Excerpted records ::

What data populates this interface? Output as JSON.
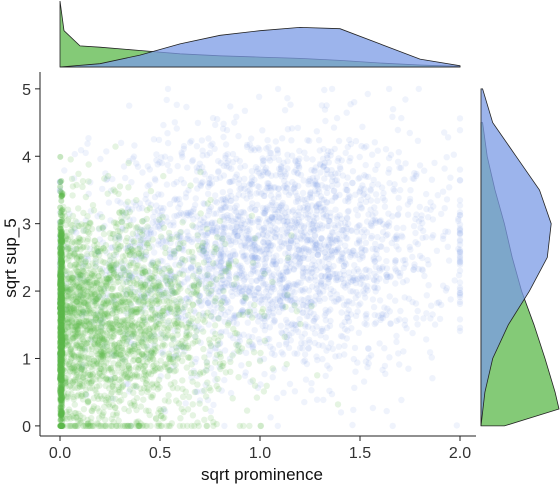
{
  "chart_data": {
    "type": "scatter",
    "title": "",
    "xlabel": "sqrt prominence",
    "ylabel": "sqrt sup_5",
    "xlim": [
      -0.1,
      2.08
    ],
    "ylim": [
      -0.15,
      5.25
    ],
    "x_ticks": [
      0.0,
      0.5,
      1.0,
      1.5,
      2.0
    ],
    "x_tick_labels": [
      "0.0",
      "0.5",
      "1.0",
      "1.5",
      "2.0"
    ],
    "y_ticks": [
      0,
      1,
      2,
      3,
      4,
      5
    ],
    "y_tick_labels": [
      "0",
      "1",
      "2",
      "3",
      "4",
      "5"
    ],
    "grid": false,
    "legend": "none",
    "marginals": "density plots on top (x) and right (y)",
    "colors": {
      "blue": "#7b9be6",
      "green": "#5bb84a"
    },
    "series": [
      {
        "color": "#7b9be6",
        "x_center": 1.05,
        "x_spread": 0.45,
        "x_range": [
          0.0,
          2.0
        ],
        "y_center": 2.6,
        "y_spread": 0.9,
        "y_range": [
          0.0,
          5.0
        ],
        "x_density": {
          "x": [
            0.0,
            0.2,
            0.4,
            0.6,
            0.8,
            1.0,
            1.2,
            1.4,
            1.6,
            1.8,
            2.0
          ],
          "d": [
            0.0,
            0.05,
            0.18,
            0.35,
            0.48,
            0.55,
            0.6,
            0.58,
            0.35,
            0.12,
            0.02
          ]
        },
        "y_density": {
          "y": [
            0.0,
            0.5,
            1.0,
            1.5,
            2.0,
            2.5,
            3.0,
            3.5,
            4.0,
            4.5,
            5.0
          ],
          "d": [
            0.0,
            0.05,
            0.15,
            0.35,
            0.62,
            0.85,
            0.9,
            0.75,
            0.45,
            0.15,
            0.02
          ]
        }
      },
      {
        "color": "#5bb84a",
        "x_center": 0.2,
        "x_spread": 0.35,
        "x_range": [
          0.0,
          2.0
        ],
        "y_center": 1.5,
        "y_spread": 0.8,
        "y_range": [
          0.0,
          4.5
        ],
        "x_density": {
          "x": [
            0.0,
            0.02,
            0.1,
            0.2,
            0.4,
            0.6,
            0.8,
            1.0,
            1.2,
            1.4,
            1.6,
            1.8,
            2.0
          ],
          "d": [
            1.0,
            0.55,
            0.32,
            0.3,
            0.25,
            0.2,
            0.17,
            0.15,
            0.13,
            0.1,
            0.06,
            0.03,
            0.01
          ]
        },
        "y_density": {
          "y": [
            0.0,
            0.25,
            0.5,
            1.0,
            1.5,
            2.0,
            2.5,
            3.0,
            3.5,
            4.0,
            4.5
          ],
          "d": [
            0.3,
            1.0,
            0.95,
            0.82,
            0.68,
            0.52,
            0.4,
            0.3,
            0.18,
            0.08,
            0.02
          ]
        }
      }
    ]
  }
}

--

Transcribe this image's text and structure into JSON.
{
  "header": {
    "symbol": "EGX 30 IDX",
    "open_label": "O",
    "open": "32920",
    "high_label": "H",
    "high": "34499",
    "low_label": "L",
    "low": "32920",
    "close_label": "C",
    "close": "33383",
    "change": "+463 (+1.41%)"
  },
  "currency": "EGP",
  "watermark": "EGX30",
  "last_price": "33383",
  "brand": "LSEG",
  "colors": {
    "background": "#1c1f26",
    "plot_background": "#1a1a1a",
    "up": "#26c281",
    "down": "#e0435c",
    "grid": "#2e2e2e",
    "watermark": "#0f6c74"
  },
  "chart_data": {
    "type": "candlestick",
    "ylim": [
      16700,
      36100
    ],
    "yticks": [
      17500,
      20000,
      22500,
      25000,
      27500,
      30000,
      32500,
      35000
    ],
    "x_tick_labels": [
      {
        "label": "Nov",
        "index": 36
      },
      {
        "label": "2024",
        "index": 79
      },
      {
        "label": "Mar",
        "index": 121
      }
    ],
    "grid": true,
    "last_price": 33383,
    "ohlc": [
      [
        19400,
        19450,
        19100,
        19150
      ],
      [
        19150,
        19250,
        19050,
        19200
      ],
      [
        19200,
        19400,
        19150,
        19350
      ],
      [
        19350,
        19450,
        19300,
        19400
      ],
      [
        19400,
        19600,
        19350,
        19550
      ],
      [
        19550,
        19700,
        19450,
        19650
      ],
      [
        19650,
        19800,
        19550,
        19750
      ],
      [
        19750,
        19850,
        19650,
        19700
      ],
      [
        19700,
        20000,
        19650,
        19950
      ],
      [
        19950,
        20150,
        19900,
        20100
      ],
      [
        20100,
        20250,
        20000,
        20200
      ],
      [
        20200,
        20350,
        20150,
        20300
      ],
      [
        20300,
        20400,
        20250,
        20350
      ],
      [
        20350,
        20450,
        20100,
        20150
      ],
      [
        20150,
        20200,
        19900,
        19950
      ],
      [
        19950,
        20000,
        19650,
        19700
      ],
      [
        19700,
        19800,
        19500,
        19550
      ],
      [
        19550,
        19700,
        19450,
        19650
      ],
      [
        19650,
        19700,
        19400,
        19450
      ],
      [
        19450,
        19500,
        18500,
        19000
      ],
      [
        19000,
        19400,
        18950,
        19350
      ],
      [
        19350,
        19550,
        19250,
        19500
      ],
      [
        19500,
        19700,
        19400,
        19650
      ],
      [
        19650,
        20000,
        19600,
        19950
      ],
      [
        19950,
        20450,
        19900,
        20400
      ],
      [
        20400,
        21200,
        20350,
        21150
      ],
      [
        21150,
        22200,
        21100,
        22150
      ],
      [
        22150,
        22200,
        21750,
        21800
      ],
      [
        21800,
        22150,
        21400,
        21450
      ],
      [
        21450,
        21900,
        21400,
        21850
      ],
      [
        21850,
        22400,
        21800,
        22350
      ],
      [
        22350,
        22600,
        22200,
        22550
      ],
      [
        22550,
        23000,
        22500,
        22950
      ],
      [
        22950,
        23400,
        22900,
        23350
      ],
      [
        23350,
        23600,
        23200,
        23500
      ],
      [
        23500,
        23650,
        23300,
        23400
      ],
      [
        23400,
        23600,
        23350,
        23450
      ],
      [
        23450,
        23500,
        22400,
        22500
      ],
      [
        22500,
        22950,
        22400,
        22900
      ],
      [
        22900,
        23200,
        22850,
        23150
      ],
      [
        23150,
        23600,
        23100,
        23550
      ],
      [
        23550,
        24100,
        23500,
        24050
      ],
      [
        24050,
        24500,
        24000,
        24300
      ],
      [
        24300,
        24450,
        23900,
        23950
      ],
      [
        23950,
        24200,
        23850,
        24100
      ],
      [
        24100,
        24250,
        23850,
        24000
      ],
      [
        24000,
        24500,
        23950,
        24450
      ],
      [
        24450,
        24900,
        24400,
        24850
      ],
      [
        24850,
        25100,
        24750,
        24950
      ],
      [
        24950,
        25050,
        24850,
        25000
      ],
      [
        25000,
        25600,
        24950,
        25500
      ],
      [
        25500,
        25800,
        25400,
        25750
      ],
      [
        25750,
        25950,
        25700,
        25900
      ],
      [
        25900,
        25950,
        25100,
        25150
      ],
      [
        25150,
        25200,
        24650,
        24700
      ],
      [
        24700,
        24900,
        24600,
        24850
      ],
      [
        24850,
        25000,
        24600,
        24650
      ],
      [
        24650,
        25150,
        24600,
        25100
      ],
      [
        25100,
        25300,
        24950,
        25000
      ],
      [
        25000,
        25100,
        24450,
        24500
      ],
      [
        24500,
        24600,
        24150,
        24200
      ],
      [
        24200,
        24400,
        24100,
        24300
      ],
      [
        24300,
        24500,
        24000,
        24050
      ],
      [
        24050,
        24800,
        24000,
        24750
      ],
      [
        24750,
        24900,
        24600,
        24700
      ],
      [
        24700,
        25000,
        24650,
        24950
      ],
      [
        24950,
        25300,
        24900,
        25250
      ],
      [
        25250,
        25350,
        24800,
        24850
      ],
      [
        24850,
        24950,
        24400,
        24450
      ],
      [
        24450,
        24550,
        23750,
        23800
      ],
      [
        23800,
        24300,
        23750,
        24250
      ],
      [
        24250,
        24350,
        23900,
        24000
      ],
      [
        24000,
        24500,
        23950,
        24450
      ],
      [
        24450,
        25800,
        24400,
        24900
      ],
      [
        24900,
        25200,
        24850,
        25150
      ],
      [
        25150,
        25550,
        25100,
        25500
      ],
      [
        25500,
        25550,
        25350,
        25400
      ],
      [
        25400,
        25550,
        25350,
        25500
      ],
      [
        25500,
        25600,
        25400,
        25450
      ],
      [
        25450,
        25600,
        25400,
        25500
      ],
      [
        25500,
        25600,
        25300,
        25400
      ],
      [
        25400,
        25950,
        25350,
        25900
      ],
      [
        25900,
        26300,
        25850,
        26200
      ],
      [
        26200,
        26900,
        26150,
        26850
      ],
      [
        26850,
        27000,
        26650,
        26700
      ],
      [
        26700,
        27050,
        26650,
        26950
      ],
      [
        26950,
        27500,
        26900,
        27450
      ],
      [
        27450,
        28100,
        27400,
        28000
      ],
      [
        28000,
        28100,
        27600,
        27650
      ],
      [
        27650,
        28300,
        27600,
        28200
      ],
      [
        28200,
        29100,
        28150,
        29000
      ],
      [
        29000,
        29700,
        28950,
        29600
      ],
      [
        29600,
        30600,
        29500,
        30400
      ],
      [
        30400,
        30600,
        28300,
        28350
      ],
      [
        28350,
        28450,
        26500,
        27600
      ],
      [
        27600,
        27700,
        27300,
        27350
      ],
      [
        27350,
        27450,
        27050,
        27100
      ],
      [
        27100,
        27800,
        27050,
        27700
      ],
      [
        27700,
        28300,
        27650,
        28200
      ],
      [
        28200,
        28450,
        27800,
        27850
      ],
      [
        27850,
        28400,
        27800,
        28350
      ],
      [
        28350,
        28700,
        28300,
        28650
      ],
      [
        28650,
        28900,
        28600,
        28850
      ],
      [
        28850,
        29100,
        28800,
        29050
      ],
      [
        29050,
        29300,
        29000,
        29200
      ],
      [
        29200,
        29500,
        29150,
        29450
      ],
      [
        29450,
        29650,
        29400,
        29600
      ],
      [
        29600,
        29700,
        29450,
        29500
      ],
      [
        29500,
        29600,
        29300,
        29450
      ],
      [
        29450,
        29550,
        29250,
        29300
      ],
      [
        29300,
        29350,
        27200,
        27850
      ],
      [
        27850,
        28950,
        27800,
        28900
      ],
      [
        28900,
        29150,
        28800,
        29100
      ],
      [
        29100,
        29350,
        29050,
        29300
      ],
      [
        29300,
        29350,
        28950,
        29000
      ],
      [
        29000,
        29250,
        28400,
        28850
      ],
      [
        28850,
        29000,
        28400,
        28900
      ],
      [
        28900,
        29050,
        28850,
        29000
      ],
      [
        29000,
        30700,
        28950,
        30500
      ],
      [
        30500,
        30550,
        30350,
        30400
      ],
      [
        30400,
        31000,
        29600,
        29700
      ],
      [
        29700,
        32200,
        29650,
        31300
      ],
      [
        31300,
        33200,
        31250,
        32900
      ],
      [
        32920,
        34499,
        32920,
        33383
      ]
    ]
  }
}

--

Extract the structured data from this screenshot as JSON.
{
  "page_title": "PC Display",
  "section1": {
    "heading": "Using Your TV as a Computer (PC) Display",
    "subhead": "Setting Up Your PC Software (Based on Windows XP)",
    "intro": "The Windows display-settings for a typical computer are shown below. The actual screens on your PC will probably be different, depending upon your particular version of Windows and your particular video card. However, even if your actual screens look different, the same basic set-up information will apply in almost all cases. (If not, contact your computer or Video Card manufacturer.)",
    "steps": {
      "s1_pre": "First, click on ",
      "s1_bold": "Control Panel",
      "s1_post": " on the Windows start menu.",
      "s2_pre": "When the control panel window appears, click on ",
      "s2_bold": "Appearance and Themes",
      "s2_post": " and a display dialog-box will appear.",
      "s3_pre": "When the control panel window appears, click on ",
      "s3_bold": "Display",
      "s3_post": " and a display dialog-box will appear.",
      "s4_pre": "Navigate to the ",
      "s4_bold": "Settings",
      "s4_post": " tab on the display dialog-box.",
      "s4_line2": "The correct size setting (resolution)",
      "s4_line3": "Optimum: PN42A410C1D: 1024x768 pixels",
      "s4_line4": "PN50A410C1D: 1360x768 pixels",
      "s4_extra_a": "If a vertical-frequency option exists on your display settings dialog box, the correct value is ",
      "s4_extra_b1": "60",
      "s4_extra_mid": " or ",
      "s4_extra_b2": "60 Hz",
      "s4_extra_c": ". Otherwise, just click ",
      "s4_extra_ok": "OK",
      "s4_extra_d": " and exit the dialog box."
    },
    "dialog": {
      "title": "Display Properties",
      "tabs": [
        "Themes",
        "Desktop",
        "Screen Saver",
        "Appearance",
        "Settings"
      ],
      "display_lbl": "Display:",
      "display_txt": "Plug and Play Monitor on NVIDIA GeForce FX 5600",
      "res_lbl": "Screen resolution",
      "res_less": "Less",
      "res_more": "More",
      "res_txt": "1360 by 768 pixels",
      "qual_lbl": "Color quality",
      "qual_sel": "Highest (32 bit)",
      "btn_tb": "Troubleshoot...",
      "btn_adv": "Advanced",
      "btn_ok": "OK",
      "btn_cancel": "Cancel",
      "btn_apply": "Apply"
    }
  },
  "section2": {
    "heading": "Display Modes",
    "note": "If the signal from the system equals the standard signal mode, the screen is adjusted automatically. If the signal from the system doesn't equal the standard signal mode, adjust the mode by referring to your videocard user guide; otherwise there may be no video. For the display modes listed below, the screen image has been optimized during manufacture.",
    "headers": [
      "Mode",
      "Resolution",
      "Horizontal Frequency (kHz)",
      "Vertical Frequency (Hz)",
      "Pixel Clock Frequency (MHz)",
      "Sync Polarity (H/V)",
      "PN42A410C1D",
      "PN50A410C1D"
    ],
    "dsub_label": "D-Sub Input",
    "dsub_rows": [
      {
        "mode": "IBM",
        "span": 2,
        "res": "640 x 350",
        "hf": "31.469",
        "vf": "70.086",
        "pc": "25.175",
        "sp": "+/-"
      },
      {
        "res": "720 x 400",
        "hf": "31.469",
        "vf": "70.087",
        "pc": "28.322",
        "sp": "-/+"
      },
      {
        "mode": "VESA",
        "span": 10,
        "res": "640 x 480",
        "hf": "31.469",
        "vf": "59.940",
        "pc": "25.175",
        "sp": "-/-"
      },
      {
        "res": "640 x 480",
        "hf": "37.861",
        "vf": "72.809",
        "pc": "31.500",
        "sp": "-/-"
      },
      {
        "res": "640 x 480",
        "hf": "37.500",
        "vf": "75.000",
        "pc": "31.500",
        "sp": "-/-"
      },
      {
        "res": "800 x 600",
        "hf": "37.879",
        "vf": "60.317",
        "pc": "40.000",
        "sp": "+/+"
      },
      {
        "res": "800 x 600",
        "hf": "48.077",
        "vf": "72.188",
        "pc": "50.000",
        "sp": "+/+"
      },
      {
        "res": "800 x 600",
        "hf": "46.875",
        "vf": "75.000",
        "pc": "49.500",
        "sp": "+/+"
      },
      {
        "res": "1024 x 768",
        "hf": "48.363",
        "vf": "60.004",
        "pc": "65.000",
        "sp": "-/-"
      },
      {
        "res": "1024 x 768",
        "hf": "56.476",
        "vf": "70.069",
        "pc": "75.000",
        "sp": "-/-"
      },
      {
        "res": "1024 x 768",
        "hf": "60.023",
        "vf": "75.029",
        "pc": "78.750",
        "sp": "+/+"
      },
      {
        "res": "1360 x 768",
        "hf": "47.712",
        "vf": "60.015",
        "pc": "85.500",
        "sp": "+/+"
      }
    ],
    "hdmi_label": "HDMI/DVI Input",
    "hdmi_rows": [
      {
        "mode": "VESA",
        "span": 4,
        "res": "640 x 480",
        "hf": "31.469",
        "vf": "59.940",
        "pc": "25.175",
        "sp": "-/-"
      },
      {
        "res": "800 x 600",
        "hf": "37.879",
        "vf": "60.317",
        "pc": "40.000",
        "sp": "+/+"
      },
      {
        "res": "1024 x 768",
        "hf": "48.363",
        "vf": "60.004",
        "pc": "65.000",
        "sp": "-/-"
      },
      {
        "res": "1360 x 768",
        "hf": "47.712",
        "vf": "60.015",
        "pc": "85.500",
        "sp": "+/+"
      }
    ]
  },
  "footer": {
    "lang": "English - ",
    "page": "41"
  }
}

Exercise details :: Search the material above for "image". Pull out each line where it shows up.

Correct output ::
Transcribe this image's text and structure into JSON.
    "note": "If the signal from the system equals the standard signal mode, the screen is adjusted automatically. If the signal from the system doesn't equal the standard signal mode, adjust the mode by referring to your videocard user guide; otherwise there may be no video. For the display modes listed below, the screen image has been optimized during manufacture.",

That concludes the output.